╔══
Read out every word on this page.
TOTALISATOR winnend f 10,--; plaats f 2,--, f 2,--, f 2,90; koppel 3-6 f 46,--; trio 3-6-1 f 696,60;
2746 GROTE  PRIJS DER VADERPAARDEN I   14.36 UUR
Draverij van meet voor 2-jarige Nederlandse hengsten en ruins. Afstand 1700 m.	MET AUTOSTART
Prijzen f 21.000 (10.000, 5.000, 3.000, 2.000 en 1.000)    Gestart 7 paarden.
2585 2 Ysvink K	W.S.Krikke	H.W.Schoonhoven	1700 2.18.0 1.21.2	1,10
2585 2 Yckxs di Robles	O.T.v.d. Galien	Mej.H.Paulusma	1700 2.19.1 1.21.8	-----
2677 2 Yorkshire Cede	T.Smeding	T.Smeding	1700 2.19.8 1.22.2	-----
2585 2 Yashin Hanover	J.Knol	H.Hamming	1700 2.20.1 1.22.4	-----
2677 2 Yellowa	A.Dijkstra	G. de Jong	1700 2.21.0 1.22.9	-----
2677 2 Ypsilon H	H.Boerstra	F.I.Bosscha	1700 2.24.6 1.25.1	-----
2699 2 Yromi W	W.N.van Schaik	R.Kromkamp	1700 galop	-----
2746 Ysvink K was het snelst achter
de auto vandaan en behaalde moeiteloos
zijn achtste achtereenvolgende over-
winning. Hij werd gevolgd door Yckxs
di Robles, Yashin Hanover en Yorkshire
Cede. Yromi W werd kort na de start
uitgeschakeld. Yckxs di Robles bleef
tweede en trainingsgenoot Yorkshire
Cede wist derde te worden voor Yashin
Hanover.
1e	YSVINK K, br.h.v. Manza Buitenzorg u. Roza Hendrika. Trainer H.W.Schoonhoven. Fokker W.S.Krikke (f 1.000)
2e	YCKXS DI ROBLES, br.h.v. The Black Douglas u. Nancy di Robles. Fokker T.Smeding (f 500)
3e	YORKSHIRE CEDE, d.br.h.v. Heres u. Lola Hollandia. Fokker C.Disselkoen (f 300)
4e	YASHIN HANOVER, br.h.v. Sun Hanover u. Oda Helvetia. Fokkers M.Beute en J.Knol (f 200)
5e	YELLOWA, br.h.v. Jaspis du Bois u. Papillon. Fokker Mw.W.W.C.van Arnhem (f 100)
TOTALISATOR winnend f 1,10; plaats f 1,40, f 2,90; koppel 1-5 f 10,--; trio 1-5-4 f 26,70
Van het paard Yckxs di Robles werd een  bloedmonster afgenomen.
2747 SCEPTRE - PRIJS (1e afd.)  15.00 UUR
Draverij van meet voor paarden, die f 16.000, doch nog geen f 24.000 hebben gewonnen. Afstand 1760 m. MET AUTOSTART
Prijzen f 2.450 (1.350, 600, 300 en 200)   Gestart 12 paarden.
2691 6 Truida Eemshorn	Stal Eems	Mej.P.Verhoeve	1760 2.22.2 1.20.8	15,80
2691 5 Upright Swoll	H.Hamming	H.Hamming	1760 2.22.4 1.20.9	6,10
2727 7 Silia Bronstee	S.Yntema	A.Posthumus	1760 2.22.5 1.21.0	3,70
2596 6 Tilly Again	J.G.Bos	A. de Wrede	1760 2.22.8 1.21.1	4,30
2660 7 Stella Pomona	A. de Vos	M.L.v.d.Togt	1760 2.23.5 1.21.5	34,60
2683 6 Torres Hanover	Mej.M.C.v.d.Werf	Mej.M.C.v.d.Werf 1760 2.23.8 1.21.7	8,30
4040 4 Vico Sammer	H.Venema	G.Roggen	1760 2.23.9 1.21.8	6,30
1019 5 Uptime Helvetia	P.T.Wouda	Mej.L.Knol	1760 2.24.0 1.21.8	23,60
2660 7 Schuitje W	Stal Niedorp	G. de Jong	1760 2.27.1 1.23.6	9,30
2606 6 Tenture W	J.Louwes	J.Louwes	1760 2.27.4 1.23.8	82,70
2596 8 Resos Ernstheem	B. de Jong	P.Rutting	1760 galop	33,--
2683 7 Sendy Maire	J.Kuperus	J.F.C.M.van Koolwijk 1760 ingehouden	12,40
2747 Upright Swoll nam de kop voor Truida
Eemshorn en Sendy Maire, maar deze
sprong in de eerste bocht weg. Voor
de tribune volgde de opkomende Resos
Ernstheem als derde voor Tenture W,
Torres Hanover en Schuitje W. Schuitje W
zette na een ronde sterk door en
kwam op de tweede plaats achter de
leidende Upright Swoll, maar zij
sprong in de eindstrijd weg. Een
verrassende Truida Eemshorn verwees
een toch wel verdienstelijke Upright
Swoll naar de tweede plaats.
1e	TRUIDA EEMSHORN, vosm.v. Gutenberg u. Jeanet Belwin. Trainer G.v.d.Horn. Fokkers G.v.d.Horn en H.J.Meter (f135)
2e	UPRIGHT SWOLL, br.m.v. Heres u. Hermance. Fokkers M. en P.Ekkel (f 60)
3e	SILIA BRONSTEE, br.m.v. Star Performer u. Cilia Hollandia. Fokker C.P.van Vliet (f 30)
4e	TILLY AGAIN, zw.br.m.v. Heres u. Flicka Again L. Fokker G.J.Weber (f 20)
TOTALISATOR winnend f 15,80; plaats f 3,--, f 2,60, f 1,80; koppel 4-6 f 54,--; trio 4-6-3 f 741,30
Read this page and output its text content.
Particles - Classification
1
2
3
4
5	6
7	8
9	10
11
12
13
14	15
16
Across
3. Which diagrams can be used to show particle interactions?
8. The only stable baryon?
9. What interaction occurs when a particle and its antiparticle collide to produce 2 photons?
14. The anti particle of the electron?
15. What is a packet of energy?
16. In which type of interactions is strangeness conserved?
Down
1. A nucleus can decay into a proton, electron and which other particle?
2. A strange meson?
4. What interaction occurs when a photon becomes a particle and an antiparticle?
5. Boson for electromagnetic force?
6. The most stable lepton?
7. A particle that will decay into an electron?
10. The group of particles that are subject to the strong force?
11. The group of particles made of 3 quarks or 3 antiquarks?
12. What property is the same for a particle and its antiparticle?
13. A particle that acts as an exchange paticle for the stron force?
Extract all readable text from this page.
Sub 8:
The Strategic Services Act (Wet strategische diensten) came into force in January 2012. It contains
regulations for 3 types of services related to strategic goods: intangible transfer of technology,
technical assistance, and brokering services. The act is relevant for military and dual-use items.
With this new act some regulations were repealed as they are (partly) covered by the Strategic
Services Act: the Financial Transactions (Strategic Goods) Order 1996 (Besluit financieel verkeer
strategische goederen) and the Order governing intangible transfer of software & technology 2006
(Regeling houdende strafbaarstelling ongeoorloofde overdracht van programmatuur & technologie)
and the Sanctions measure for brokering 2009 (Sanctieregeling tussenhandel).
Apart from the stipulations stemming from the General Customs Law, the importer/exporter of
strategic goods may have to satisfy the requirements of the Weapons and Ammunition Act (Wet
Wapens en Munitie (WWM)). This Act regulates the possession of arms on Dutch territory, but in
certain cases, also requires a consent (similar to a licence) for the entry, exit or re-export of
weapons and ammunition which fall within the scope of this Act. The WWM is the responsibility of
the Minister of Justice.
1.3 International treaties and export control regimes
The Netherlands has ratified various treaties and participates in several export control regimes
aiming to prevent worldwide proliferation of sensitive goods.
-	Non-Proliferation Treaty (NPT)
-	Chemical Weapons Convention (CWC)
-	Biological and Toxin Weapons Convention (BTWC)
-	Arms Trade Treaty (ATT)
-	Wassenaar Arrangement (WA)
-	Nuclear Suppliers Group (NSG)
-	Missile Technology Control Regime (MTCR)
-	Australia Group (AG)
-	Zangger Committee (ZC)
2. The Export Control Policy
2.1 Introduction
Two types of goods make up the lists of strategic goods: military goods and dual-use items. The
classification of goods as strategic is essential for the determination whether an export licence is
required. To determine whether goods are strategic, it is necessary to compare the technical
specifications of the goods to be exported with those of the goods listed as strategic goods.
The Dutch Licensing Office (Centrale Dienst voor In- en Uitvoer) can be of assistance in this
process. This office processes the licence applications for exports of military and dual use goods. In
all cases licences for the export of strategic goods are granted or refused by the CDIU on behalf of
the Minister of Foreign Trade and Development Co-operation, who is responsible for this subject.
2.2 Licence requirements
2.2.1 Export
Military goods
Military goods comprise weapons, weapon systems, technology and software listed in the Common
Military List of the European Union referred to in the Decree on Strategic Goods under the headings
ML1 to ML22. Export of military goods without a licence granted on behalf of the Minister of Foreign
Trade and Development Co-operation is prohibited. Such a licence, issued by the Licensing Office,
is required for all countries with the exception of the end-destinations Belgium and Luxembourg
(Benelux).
╚══
### WHAT YOU ARE ASKED TO DO
When a line in the material contains the string "Convention", copy that line.

### OUTPUT BELOW
-	Chemical Weapons Convention (CWC)
-	Biological and Toxin Weapons Convention (BTWC)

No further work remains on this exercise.